Includes 14,500 restricted shares. In accordance with the terms of the Merger Agreement, each restricted share that was outstanding as of immediately prior to the effective time of the merger automatically became fully vested and was converted into the right to receive a cash payment (without interest and subject to any applicable taxes) equal to $14.00.
In accordance with the terms of the Merger Agreement, each Class B Unit of JAX LLC that was outstanding as of immediately prior to the effective time of the merger automatically became fully vested and was exchanged for Company Common Stock in accordance with the terms of the Second Amended and Restated Limited Liability Company Agreement of JAX LLC, dated as of September 28, 2015 (the "Exchange"), and each share of Company Common Stock received in the Exchange was converted into the right to receive a cash payment (without interest and subject to any applicable taxes) equal to $14.00.
In accordance with the terms of the Merger Agreement, each option to purchase Company Common Stock that was outstanding as of immediately prior to the effective time of the merger became fully vested and was converted into the right to receive a cash payment (without interest and subject to any applicable taxes) equal to the product of (i) the excess, if any, of the per share merger consideration of $14.00 over the exercise price per share of such option as of immediately prior to the effective time, and (ii) the number of shares of Company Common Stock subject to such option as of immediately prior to the effective time.
The Class B Units of JAX LLC did not have an expiration date.

- _Parts of the exercise_:
(A) Translate this sentence from the merger text into Spanish: "The Class B Units of JAX LLC did not have an expiration date."
(B) Reproduce the listing word for word, starting at its first line and ending at the line that contains "pct-seg-uvc: [310, 1007, 610, 1011]", with both of those lines included.
The listing has no connection to the merger text.

- _Dataset entries_:
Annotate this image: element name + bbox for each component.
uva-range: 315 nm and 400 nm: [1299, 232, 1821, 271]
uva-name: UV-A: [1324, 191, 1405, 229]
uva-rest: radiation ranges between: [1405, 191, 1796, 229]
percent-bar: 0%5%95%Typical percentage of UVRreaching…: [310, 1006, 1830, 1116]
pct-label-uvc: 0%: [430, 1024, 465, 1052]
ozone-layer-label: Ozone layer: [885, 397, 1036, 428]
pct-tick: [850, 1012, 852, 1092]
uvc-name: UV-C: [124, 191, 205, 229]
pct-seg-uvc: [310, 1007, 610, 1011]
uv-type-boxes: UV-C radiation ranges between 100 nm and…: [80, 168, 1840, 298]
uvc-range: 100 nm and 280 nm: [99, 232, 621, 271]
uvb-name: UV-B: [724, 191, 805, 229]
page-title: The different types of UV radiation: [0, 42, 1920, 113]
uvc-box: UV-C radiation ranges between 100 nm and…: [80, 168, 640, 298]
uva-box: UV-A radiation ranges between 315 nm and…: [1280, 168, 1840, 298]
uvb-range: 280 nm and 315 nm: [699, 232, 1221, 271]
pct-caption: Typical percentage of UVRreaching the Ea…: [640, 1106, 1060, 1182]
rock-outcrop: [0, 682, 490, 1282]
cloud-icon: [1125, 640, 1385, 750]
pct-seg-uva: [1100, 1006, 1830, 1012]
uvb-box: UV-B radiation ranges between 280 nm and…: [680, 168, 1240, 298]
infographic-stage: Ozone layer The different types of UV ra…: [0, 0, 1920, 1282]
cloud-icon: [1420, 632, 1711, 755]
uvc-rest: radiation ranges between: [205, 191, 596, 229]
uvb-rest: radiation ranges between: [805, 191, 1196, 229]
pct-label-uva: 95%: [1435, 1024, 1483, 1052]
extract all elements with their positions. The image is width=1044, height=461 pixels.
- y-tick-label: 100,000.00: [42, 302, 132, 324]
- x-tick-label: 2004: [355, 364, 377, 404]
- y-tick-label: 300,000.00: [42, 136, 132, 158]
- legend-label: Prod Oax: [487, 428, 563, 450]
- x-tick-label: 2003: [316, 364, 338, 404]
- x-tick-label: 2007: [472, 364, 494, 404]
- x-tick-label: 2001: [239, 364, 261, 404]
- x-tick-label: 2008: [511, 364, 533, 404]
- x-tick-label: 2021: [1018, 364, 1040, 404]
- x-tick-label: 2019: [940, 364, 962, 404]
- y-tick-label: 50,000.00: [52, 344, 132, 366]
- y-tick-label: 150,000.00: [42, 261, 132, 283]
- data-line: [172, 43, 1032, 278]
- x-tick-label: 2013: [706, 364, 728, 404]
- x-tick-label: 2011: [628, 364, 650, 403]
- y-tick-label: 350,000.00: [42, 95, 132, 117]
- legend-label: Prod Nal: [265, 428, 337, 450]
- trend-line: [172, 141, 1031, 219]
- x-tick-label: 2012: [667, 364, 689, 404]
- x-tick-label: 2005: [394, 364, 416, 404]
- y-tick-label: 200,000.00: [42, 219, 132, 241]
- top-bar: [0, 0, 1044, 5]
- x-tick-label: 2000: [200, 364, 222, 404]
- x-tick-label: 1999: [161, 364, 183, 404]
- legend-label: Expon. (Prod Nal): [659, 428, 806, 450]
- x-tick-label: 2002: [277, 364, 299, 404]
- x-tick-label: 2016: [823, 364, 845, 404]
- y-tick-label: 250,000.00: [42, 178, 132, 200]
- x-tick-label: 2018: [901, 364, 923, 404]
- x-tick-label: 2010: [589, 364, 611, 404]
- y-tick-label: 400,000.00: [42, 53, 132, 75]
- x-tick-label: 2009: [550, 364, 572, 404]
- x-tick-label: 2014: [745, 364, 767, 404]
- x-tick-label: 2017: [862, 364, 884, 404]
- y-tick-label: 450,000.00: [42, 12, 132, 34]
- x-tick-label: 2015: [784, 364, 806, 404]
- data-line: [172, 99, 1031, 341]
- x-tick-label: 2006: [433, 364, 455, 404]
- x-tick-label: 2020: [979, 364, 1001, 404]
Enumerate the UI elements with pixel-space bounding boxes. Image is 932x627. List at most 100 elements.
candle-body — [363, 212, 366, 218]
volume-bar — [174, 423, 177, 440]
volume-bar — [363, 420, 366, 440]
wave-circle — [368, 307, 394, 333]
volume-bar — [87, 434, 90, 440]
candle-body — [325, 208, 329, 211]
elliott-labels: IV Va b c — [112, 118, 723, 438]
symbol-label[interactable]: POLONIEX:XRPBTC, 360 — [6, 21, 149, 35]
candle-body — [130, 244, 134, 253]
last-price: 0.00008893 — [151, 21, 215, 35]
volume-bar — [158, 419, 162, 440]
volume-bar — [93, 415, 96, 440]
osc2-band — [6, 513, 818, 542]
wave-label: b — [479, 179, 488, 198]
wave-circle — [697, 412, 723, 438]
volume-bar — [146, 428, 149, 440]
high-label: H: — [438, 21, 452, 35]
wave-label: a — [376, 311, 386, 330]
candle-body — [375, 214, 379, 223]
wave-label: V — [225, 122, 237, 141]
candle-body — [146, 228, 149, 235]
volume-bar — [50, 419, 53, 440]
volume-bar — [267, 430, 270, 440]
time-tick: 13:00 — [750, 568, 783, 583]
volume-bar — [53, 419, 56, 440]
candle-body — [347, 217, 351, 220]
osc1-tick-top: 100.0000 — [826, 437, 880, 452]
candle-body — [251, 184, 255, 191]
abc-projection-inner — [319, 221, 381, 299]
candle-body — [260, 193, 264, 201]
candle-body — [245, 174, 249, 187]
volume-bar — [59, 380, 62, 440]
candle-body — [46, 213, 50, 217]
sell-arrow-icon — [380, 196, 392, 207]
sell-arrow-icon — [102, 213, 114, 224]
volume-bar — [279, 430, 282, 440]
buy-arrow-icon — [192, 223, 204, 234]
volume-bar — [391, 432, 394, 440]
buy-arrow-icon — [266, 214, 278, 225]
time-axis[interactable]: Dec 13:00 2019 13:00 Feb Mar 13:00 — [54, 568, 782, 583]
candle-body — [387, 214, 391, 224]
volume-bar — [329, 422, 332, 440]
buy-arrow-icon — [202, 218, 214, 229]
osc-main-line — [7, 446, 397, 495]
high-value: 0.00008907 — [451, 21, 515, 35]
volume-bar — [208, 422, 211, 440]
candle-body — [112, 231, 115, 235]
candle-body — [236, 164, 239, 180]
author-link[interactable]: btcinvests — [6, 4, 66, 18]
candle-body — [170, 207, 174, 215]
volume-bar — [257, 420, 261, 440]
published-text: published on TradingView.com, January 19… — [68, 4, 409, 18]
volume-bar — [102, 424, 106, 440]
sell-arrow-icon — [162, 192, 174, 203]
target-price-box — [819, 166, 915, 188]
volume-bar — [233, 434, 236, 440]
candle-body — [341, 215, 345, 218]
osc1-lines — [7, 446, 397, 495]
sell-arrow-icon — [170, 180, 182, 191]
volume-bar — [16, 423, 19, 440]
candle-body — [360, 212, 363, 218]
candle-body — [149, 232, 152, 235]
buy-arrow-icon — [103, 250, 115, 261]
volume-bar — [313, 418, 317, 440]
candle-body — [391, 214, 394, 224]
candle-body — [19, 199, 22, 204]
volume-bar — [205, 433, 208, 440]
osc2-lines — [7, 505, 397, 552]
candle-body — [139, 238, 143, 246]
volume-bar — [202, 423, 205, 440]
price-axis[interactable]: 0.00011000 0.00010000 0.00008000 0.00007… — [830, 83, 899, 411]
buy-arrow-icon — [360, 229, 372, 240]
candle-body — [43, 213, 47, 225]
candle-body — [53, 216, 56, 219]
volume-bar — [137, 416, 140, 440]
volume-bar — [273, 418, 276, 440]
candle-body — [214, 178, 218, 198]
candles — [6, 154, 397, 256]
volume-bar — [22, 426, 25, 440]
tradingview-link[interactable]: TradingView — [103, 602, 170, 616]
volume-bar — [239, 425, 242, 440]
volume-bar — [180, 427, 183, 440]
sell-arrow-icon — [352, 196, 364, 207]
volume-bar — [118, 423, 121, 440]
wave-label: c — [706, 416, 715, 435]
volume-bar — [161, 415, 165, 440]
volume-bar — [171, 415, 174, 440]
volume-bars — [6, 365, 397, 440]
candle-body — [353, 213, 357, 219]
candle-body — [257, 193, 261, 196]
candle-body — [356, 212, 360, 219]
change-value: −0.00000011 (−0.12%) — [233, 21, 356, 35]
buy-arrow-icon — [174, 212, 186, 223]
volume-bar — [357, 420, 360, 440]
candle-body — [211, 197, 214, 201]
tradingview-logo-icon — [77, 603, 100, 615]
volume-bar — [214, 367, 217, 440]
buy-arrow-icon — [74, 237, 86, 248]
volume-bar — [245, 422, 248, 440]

- _Results by task_:
(A) Las Unidades de Clase B de JAX LLC no tenían fecha de vencimiento.

(B)
Annotate this image: element name + bbox for each component.
uva-range: 315 nm and 400 nm: [1299, 232, 1821, 271]
uva-name: UV-A: [1324, 191, 1405, 229]
uva-rest: radiation ranges between: [1405, 191, 1796, 229]
percent-bar: 0%5%95%Typical percentage of UVRreaching…: [310, 1006, 1830, 1116]
pct-label-uvc: 0%: [430, 1024, 465, 1052]
ozone-layer-label: Ozone layer: [885, 397, 1036, 428]
pct-tick: [850, 1012, 852, 1092]
uvc-name: UV-C: [124, 191, 205, 229]
pct-seg-uvc: [310, 1007, 610, 1011]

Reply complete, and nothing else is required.